Stated problem: Reproduce the lines of the material exactly, excluding every image.
#### Available records ####
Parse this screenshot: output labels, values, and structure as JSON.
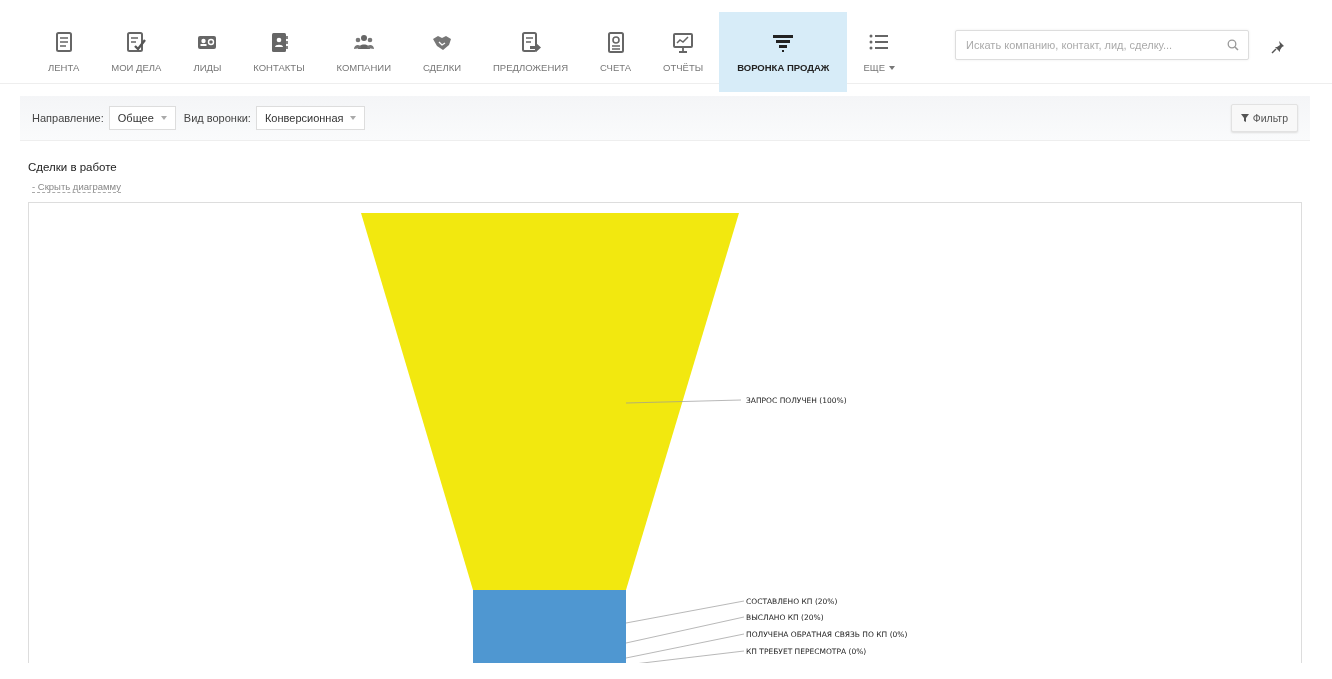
{
  "nav": {
    "items": [
      {
        "label": "ЛЕНТА",
        "selected": false
      },
      {
        "label": "МОИ ДЕЛА",
        "selected": false
      },
      {
        "label": "ЛИДЫ",
        "selected": false
      },
      {
        "label": "КОНТАКТЫ",
        "selected": false
      },
      {
        "label": "КОМПАНИИ",
        "selected": false
      },
      {
        "label": "СДЕЛКИ",
        "selected": false
      },
      {
        "label": "ПРЕДЛОЖЕНИЯ",
        "selected": false
      },
      {
        "label": "СЧЕТА",
        "selected": false
      },
      {
        "label": "ОТЧЁТЫ",
        "selected": false
      },
      {
        "label": "ВОРОНКА ПРОДАЖ",
        "selected": true
      },
      {
        "label": "ЕЩЕ",
        "selected": false
      }
    ],
    "search": {
      "placeholder": "Искать компанию, контакт, лид, сделку..."
    }
  },
  "filters": {
    "fields": [
      {
        "label": "Направление:",
        "value": "Общее"
      },
      {
        "label": "Вид воронки:",
        "value": "Конверсионная"
      }
    ],
    "filter_button": "Фильтр"
  },
  "section_title": "Сделки в работе",
  "toggle_link": "- Скрыть диаграмму",
  "funnel": {
    "stages": [
      {
        "label": "ЗАПРОС ПОЛУЧЕН (100%)",
        "color": "#f2e80f"
      },
      {
        "label": "СОСТАВЛЕНО КП (20%)",
        "color": "#4f97d1"
      },
      {
        "label": "ВЫСЛАНО КП (20%)"
      },
      {
        "label": "ПОЛУЧЕНА ОБРАТНАЯ СВЯЗЬ ПО КП (0%)"
      },
      {
        "label": "КП ТРЕБУЕТ ПЕРЕСМОТРА (0%)"
      }
    ]
  }
}
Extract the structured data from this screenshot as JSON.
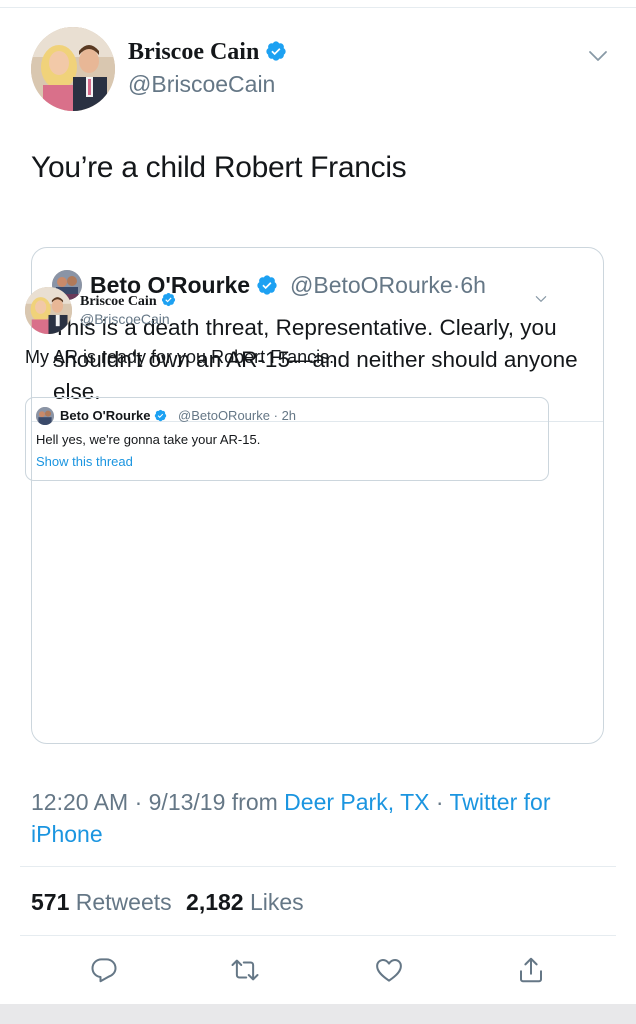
{
  "tweet": {
    "author_name": "Briscoe Cain",
    "author_handle": "@BriscoeCain",
    "text": "You’re a child Robert Francis"
  },
  "quote": {
    "author_name": "Beto O'Rourke",
    "author_handle": "@BetoORourke",
    "separator": "·",
    "time": "6h",
    "text": "This is a death threat, Representative. Clearly, you shouldn't own an AR-15—and neither should anyone else.",
    "embedded": {
      "author_name": "Briscoe Cain",
      "author_handle": "@BriscoeCain",
      "text": "My AR is ready for you Robert Francis.",
      "nested": {
        "author_name": "Beto O'Rourke",
        "author_handle": "@BetoORourke",
        "separator": "·",
        "time": "2h",
        "text": "Hell yes, we're gonna take your AR-15.",
        "link": "Show this thread"
      }
    }
  },
  "meta": {
    "time": "12:20 AM",
    "separator": "·",
    "date": "9/13/19",
    "from_label": "from",
    "location": "Deer Park, TX",
    "source": "Twitter for iPhone"
  },
  "stats": {
    "retweets_count": "571",
    "retweets_label": "Retweets",
    "likes_count": "2,182",
    "likes_label": "Likes"
  },
  "actions": {
    "reply_icon": "reply-icon",
    "retweet_icon": "retweet-icon",
    "like_icon": "heart-icon",
    "share_icon": "share-icon"
  },
  "colors": {
    "accent": "#1da1f2",
    "link": "#1b95e0",
    "secondary_text": "#657786",
    "border": "#ccd6dd"
  }
}
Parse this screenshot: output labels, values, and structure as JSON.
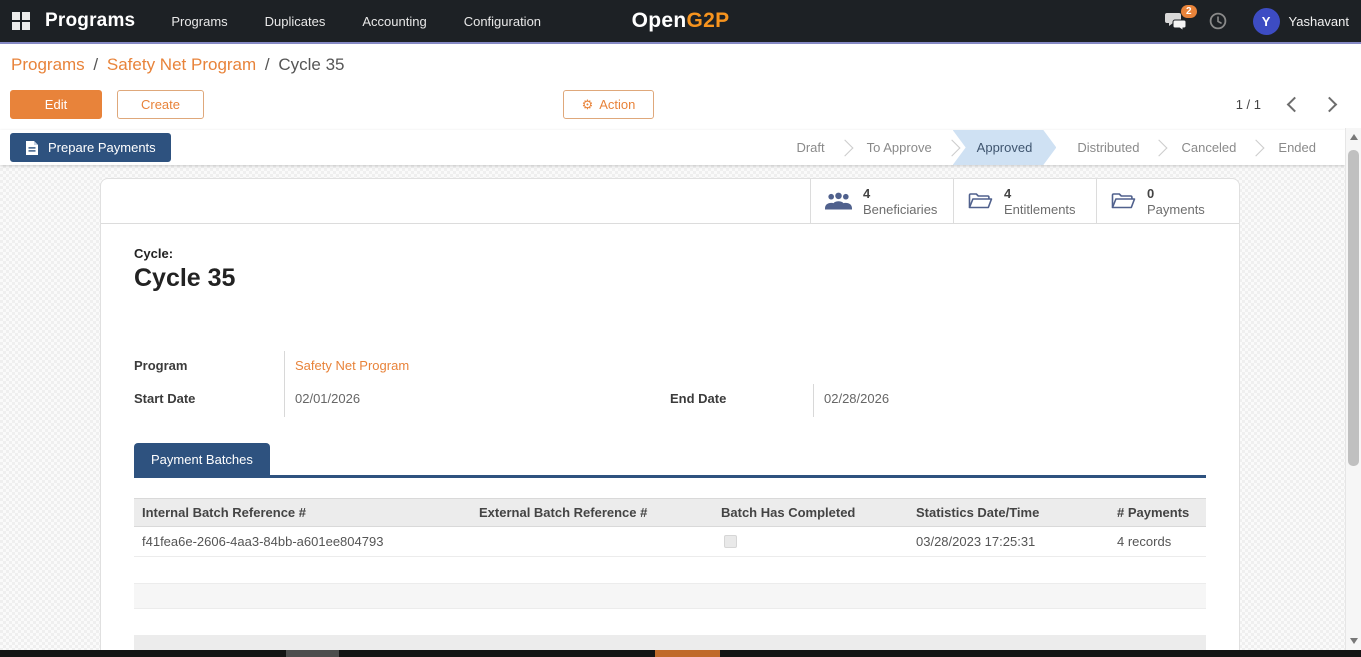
{
  "navbar": {
    "app_title": "Programs",
    "menu_items": [
      "Programs",
      "Duplicates",
      "Accounting",
      "Configuration"
    ],
    "logo_open": "Open",
    "logo_g2p": "G2P",
    "messages_count": "2",
    "user_initial": "Y",
    "user_name": "Yashavant"
  },
  "breadcrumb": {
    "link1": "Programs",
    "link2": "Safety Net Program",
    "current": "Cycle 35",
    "separator": "/"
  },
  "toolbar": {
    "edit_label": "Edit",
    "create_label": "Create",
    "action_label": "Action",
    "gear_glyph": "⚙",
    "pager": "1 / 1"
  },
  "statusbar": {
    "prepare_payments_label": "Prepare Payments",
    "states": [
      {
        "label": "Draft",
        "active": false
      },
      {
        "label": "To Approve",
        "active": false
      },
      {
        "label": "Approved",
        "active": true
      },
      {
        "label": "Distributed",
        "active": false
      },
      {
        "label": "Canceled",
        "active": false
      },
      {
        "label": "Ended",
        "active": false
      }
    ]
  },
  "stats": {
    "beneficiaries": {
      "value": "4",
      "label": "Beneficiaries",
      "icon": "users-icon"
    },
    "entitlements": {
      "value": "4",
      "label": "Entitlements",
      "icon": "folder-open-icon"
    },
    "payments": {
      "value": "0",
      "label": "Payments",
      "icon": "folder-open-icon"
    }
  },
  "form": {
    "cycle_label": "Cycle:",
    "cycle_name": "Cycle 35",
    "program_label": "Program",
    "program_value": "Safety Net Program",
    "start_date_label": "Start Date",
    "start_date_value": "02/01/2026",
    "end_date_label": "End Date",
    "end_date_value": "02/28/2026"
  },
  "notebook": {
    "tab_label": "Payment Batches"
  },
  "table": {
    "headers": [
      "Internal Batch Reference #",
      "External Batch Reference #",
      "Batch Has Completed",
      "Statistics Date/Time",
      "# Payments"
    ],
    "rows": [
      {
        "internal_ref": "f41fea6e-2606-4aa3-84bb-a601ee804793",
        "external_ref": "",
        "completed": false,
        "stats_datetime": "03/28/2023 17:25:31",
        "num_payments": "4 records"
      }
    ]
  },
  "colors": {
    "accent_orange": "#e8833a",
    "logo_orange": "#f7941e",
    "navy": "#2e527f",
    "state_active_bg": "#cfe1f3",
    "navbar_bg": "#1d2125",
    "avatar_blue": "#3d4cc3",
    "badge_orange": "#e8833a"
  }
}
####
Expected answer:
Parse this screenshot: output labels, values, and structure as JSON.
{
  "nav": {
    "items": [
      {
        "label": "ЛЕНТА",
        "selected": false
      },
      {
        "label": "МОИ ДЕЛА",
        "selected": false
      },
      {
        "label": "ЛИДЫ",
        "selected": false
      },
      {
        "label": "КОНТАКТЫ",
        "selected": false
      },
      {
        "label": "КОМПАНИИ",
        "selected": false
      },
      {
        "label": "СДЕЛКИ",
        "selected": false
      },
      {
        "label": "ПРЕДЛОЖЕНИЯ",
        "selected": false
      },
      {
        "label": "СЧЕТА",
        "selected": false
      },
      {
        "label": "ОТЧЁТЫ",
        "selected": false
      },
      {
        "label": "ВОРОНКА ПРОДАЖ",
        "selected": true
      },
      {
        "label": "ЕЩЕ",
        "selected": false
      }
    ],
    "search": {
      "placeholder": "Искать компанию, контакт, лид, сделку..."
    }
  },
  "filters": {
    "fields": [
      {
        "label": "Направление:",
        "value": "Общее"
      },
      {
        "label": "Вид воронки:",
        "value": "Конверсионная"
      }
    ],
    "filter_button": "Фильтр"
  },
  "section_title": "Сделки в работе",
  "toggle_link": "- Скрыть диаграмму",
  "funnel": {
    "stages": [
      {
        "label": "ЗАПРОС ПОЛУЧЕН (100%)",
        "color": "#f2e80f"
      },
      {
        "label": "СОСТАВЛЕНО КП (20%)",
        "color": "#4f97d1"
      },
      {
        "label": "ВЫСЛАНО КП (20%)"
      },
      {
        "label": "ПОЛУЧЕНА ОБРАТНАЯ СВЯЗЬ ПО КП (0%)"
      },
      {
        "label": "КП ТРЕБУЕТ ПЕРЕСМОТРА (0%)"
      }
    ]
  }
}
Extract the structured data from this screenshot as JSON.
{
  "tweet": {
    "author_name": "Briscoe Cain",
    "author_handle": "@BriscoeCain",
    "text": "You’re a child Robert Francis"
  },
  "quote": {
    "author_name": "Beto O'Rourke",
    "author_handle": "@BetoORourke",
    "separator": "·",
    "time": "6h",
    "text": "This is a death threat, Representative. Clearly, you shouldn't own an AR-15—and neither should anyone else.",
    "embedded": {
      "author_name": "Briscoe Cain",
      "author_handle": "@BriscoeCain",
      "text": "My AR is ready for you Robert Francis.",
      "nested": {
        "author_name": "Beto O'Rourke",
        "author_handle": "@BetoORourke",
        "separator": "·",
        "time": "2h",
        "text": "Hell yes, we're gonna take your AR-15.",
        "link": "Show this thread"
      }
    }
  },
  "meta": {
    "time": "12:20 AM",
    "separator": "·",
    "date": "9/13/19",
    "from_label": "from",
    "location": "Deer Park, TX",
    "source": "Twitter for iPhone"
  },
  "stats": {
    "retweets_count": "571",
    "retweets_label": "Retweets",
    "likes_count": "2,182",
    "likes_label": "Likes"
  },
  "actions": {
    "reply_icon": "reply-icon",
    "retweet_icon": "retweet-icon",
    "like_icon": "heart-icon",
    "share_icon": "share-icon"
  },
  "colors": {
    "accent": "#1da1f2",
    "link": "#1b95e0",
    "secondary_text": "#657786",
    "border": "#ccd6dd"
  }
}
Parse this screenshot: output labels, values, and structure as JSON.
{
  "navbar": {
    "app_title": "Programs",
    "menu_items": [
      "Programs",
      "Duplicates",
      "Accounting",
      "Configuration"
    ],
    "logo_open": "Open",
    "logo_g2p": "G2P",
    "messages_count": "2",
    "user_initial": "Y",
    "user_name": "Yashavant"
  },
  "breadcrumb": {
    "link1": "Programs",
    "link2": "Safety Net Program",
    "current": "Cycle 35",
    "separator": "/"
  },
  "toolbar": {
    "edit_label": "Edit",
    "create_label": "Create",
    "action_label": "Action",
    "gear_glyph": "⚙",
    "pager": "1 / 1"
  },
  "statusbar": {
    "prepare_payments_label": "Prepare Payments",
    "states": [
      {
        "label": "Draft",
        "active": false
      },
      {
        "label": "To Approve",
        "active": false
      },
      {
        "label": "Approved",
        "active": true
      },
      {
        "label": "Distributed",
        "active": false
      },
      {
        "label": "Canceled",
        "active": false
      },
      {
        "label": "Ended",
        "active": false
      }
    ]
  },
  "stats": {
    "beneficiaries": {
      "value": "4",
      "label": "Beneficiaries",
      "icon": "users-icon"
    },
    "entitlements": {
      "value": "4",
      "label": "Entitlements",
      "icon": "folder-open-icon"
    },
    "payments": {
      "value": "0",
      "label": "Payments",
      "icon": "folder-open-icon"
    }
  },
  "form": {
    "cycle_label": "Cycle:",
    "cycle_name": "Cycle 35",
    "program_label": "Program",
    "program_value": "Safety Net Program",
    "start_date_label": "Start Date",
    "start_date_value": "02/01/2026",
    "end_date_label": "End Date",
    "end_date_value": "02/28/2026"
  },
  "notebook": {
    "tab_label": "Payment Batches"
  },
  "table": {
    "headers": [
      "Internal Batch Reference #",
      "External Batch Reference #",
      "Batch Has Completed",
      "Statistics Date/Time",
      "# Payments"
    ],
    "rows": [
      {
        "internal_ref": "f41fea6e-2606-4aa3-84bb-a601ee804793",
        "external_ref": "",
        "completed": false,
        "stats_datetime": "03/28/2023 17:25:31",
        "num_payments": "4 records"
      }
    ]
  },
  "colors": {
    "accent_orange": "#e8833a",
    "logo_orange": "#f7941e",
    "navy": "#2e527f",
    "state_active_bg": "#cfe1f3",
    "navbar_bg": "#1d2125",
    "avatar_blue": "#3d4cc3",
    "badge_orange": "#e8833a"
  }
}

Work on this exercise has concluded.